• [SET PROBLEM]:
Check each line of the material below, and copy it if it holds the string "sąlygų".

Recorded data:
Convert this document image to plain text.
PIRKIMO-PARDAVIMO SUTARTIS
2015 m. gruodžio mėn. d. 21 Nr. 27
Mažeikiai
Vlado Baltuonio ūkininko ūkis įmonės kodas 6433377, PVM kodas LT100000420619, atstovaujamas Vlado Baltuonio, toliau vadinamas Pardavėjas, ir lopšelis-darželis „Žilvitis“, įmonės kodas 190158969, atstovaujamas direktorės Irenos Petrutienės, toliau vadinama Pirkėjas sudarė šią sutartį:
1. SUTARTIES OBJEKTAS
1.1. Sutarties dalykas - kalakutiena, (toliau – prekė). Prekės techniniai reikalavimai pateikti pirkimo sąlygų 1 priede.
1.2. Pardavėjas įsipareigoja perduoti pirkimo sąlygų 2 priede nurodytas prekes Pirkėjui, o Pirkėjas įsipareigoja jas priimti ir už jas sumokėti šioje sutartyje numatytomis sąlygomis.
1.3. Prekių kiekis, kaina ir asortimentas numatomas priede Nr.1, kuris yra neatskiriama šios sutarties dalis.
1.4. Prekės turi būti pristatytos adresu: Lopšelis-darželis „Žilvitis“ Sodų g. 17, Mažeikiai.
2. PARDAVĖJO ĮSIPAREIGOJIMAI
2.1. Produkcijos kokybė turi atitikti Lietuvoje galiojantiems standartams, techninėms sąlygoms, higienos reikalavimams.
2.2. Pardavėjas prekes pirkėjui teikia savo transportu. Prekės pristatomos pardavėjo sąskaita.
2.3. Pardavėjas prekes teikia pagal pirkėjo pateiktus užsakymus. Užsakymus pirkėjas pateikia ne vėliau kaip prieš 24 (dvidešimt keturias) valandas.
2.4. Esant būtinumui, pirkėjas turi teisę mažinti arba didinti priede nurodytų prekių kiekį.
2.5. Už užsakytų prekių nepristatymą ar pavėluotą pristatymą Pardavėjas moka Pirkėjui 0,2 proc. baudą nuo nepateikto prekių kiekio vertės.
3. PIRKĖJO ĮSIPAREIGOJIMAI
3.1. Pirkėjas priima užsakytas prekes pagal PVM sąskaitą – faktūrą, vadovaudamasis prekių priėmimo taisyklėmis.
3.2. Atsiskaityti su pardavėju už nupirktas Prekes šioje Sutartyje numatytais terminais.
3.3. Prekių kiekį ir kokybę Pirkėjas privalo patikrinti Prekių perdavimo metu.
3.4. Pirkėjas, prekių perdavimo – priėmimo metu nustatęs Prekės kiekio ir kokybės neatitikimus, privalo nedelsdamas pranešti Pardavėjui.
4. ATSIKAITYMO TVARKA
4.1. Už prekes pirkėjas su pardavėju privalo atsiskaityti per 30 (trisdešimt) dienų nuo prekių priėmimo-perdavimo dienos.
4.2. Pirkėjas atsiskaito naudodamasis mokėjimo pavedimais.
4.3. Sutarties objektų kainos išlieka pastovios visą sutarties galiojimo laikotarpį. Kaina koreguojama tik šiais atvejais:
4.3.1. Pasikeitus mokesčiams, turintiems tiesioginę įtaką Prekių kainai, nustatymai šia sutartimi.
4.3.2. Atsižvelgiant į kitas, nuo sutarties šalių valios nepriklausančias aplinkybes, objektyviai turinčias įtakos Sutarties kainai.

• [EXERCISE SOLUTION]:
1.1. Sutarties dalykas - kalakutiena, (toliau – prekė). Prekės techniniai reikalavimai pateikti pirkimo sąlygų 1 priede.
1.2. Pardavėjas įsipareigoja perduoti pirkimo sąlygų 2 priede nurodytas prekes Pirkėjui, o Pirkėjas įsipareigoja jas priimti ir už jas sumokėti šioje sutartyje numatytomis sąlygomis.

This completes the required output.